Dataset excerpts
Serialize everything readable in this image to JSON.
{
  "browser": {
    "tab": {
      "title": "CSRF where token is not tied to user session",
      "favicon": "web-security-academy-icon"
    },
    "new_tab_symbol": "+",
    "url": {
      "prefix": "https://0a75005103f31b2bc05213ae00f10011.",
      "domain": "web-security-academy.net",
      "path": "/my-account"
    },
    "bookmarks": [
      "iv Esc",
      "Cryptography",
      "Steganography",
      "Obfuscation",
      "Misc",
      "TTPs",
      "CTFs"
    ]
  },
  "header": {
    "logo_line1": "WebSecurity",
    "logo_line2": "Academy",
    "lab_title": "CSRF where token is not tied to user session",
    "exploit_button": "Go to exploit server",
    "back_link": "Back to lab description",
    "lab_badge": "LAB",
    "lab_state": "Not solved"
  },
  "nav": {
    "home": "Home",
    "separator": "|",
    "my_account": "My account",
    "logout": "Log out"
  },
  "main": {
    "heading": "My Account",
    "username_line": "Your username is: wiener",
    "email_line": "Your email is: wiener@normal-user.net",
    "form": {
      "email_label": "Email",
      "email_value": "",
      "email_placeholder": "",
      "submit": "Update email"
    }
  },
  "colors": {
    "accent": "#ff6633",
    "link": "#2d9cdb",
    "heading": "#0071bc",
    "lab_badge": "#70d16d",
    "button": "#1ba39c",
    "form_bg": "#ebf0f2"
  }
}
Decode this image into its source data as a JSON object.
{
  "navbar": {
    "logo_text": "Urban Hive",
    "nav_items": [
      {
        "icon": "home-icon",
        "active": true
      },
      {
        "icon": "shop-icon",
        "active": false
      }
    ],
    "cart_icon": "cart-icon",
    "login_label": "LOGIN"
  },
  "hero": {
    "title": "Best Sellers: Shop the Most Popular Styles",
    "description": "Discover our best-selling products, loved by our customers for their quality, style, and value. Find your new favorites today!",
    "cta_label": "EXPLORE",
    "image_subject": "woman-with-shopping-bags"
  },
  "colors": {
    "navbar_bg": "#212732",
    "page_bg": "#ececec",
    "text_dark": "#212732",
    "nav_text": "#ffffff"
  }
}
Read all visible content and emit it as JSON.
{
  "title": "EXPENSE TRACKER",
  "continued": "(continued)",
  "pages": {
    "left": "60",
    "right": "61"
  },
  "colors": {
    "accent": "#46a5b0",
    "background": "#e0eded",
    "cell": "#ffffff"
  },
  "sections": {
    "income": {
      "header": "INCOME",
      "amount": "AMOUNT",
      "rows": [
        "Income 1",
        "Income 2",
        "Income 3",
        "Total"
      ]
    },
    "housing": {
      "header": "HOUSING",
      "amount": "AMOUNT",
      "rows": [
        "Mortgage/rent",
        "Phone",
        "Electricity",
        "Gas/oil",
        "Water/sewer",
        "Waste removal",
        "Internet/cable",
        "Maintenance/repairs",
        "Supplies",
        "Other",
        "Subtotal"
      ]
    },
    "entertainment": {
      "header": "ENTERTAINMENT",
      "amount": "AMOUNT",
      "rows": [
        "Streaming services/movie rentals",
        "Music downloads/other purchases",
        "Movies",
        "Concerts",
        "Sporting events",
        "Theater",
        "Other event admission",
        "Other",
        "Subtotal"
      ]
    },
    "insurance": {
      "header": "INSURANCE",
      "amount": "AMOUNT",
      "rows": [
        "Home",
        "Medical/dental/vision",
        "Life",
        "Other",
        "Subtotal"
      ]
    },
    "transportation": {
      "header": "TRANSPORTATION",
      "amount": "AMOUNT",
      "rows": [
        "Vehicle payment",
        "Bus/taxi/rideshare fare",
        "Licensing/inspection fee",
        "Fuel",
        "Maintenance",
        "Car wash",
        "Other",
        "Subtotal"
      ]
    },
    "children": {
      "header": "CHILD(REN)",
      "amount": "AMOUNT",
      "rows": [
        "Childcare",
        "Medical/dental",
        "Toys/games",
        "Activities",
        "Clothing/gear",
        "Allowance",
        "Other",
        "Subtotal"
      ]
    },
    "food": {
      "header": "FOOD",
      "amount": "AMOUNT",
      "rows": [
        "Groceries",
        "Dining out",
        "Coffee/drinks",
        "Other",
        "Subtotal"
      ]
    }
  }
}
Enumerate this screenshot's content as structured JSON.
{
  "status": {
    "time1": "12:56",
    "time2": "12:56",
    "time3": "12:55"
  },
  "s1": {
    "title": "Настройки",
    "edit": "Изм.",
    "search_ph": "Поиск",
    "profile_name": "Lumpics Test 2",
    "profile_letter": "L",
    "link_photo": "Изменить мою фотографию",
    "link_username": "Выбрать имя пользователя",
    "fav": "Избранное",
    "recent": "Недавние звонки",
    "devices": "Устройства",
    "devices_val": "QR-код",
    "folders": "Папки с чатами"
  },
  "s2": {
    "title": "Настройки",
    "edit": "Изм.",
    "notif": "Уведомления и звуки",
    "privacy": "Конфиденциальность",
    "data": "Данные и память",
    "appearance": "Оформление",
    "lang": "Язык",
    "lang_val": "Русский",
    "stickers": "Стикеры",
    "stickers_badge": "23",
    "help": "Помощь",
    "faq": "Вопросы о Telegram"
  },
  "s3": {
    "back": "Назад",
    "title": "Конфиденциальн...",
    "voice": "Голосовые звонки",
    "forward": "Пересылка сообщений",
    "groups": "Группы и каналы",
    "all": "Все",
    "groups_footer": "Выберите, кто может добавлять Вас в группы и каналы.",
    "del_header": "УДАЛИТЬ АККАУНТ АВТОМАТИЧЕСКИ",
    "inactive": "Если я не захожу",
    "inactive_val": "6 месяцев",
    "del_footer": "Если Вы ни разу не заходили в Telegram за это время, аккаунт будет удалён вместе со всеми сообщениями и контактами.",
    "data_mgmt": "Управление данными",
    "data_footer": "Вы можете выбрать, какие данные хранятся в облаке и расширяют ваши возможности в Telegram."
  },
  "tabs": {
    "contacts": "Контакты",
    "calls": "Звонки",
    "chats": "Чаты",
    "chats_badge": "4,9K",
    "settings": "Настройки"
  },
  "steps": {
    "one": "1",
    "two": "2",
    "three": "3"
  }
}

### Set task
Would you write down every record again, exactly?

### Final answer
Serialize everything readable in this image to JSON.
{
  "browser": {
    "tab": {
      "title": "CSRF where token is not tied to user session",
      "favicon": "web-security-academy-icon"
    },
    "new_tab_symbol": "+",
    "url": {
      "prefix": "https://0a75005103f31b2bc05213ae00f10011.",
      "domain": "web-security-academy.net",
      "path": "/my-account"
    },
    "bookmarks": [
      "iv Esc",
      "Cryptography",
      "Steganography",
      "Obfuscation",
      "Misc",
      "TTPs",
      "CTFs"
    ]
  },
  "header": {
    "logo_line1": "WebSecurity",
    "logo_line2": "Academy",
    "lab_title": "CSRF where token is not tied to user session",
    "exploit_button": "Go to exploit server",
    "back_link": "Back to lab description",
    "lab_badge": "LAB",
    "lab_state": "Not solved"
  },
  "nav": {
    "home": "Home",
    "separator": "|",
    "my_account": "My account",
    "logout": "Log out"
  },
  "main": {
    "heading": "My Account",
    "username_line": "Your username is: wiener",
    "email_line": "Your email is: wiener@normal-user.net",
    "form": {
      "email_label": "Email",
      "email_value": "",
      "email_placeholder": "",
      "submit": "Update email"
    }
  },
  "colors": {
    "accent": "#ff6633",
    "link": "#2d9cdb",
    "heading": "#0071bc",
    "lab_badge": "#70d16d",
    "button": "#1ba39c",
    "form_bg": "#ebf0f2"
  }
}
Decode this image into its source data as a JSON object.
{
  "navbar": {
    "logo_text": "Urban Hive",
    "nav_items": [
      {
        "icon": "home-icon",
        "active": true
      },
      {
        "icon": "shop-icon",
        "active": false
      }
    ],
    "cart_icon": "cart-icon",
    "login_label": "LOGIN"
  },
  "hero": {
    "title": "Best Sellers: Shop the Most Popular Styles",
    "description": "Discover our best-selling products, loved by our customers for their quality, style, and value. Find your new favorites today!",
    "cta_label": "EXPLORE",
    "image_subject": "woman-with-shopping-bags"
  },
  "colors": {
    "navbar_bg": "#212732",
    "page_bg": "#ececec",
    "text_dark": "#212732",
    "nav_text": "#ffffff"
  }
}
Read all visible content and emit it as JSON.
{
  "title": "EXPENSE TRACKER",
  "continued": "(continued)",
  "pages": {
    "left": "60",
    "right": "61"
  },
  "colors": {
    "accent": "#46a5b0",
    "background": "#e0eded",
    "cell": "#ffffff"
  },
  "sections": {
    "income": {
      "header": "INCOME",
      "amount": "AMOUNT",
      "rows": [
        "Income 1",
        "Income 2",
        "Income 3",
        "Total"
      ]
    },
    "housing": {
      "header": "HOUSING",
      "amount": "AMOUNT",
      "rows": [
        "Mortgage/rent",
        "Phone",
        "Electricity",
        "Gas/oil",
        "Water/sewer",
        "Waste removal",
        "Internet/cable",
        "Maintenance/repairs",
        "Supplies",
        "Other",
        "Subtotal"
      ]
    },
    "entertainment": {
      "header": "ENTERTAINMENT",
      "amount": "AMOUNT",
      "rows": [
        "Streaming services/movie rentals",
        "Music downloads/other purchases",
        "Movies",
        "Concerts",
        "Sporting events",
        "Theater",
        "Other event admission",
        "Other",
        "Subtotal"
      ]
    },
    "insurance": {
      "header": "INSURANCE",
      "amount": "AMOUNT",
      "rows": [
        "Home",
        "Medical/dental/vision",
        "Life",
        "Other",
        "Subtotal"
      ]
    },
    "transportation": {
      "header": "TRANSPORTATION",
      "amount": "AMOUNT",
      "rows": [
        "Vehicle payment",
        "Bus/taxi/rideshare fare",
        "Licensing/inspection fee",
        "Fuel",
        "Maintenance",
        "Car wash",
        "Other",
        "Subtotal"
      ]
    },
    "children": {
      "header": "CHILD(REN)",
      "amount": "AMOUNT",
      "rows": [
        "Childcare",
        "Medical/dental",
        "Toys/games",
        "Activities",
        "Clothing/gear",
        "Allowance",
        "Other",
        "Subtotal"
      ]
    },
    "food": {
      "header": "FOOD",
      "amount": "AMOUNT",
      "rows": [
        "Groceries",
        "Dining out",
        "Coffee/drinks",
        "Other",
        "Subtotal"
      ]
    }
  }
}
Enumerate this screenshot's content as structured JSON.
{
  "status": {
    "time1": "12:56",
    "time2": "12:56",
    "time3": "12:55"
  },
  "s1": {
    "title": "Настройки",
    "edit": "Изм.",
    "search_ph": "Поиск",
    "profile_name": "Lumpics Test 2",
    "profile_letter": "L",
    "link_photo": "Изменить мою фотографию",
    "link_username": "Выбрать имя пользователя",
    "fav": "Избранное",
    "recent": "Недавние звонки",
    "devices": "Устройства",
    "devices_val": "QR-код",
    "folders": "Папки с чатами"
  },
  "s2": {
    "title": "Настройки",
    "edit": "Изм.",
    "notif": "Уведомления и звуки",
    "privacy": "Конфиденциальность",
    "data": "Данные и память",
    "appearance": "Оформление",
    "lang": "Язык",
    "lang_val": "Русский",
    "stickers": "Стикеры",
    "stickers_badge": "23",
    "help": "Помощь",
    "faq": "Вопросы о Telegram"
  },
  "s3": {
    "back": "Назад",
    "title": "Конфиденциальн...",
    "voice": "Голосовые звонки",
    "forward": "Пересылка сообщений",
    "groups": "Группы и каналы",
    "all": "Все",
    "groups_footer": "Выберите, кто может добавлять Вас в группы и каналы.",
    "del_header": "УДАЛИТЬ АККАУНТ АВТОМАТИЧЕСКИ",
    "inactive": "Если я не захожу",
    "inactive_val": "6 месяцев",
    "del_footer": "Если Вы ни разу не заходили в Telegram за это время, аккаунт будет удалён вместе со всеми сообщениями и контактами.",
    "data_mgmt": "Управление данными",
    "data_footer": "Вы можете выбрать, какие данные хранятся в облаке и расширяют ваши возможности в Telegram."
  },
  "tabs": {
    "contacts": "Контакты",
    "calls": "Звонки",
    "chats": "Чаты",
    "chats_badge": "4,9K",
    "settings": "Настройки"
  },
  "steps": {
    "one": "1",
    "two": "2",
    "three": "3"
  }
}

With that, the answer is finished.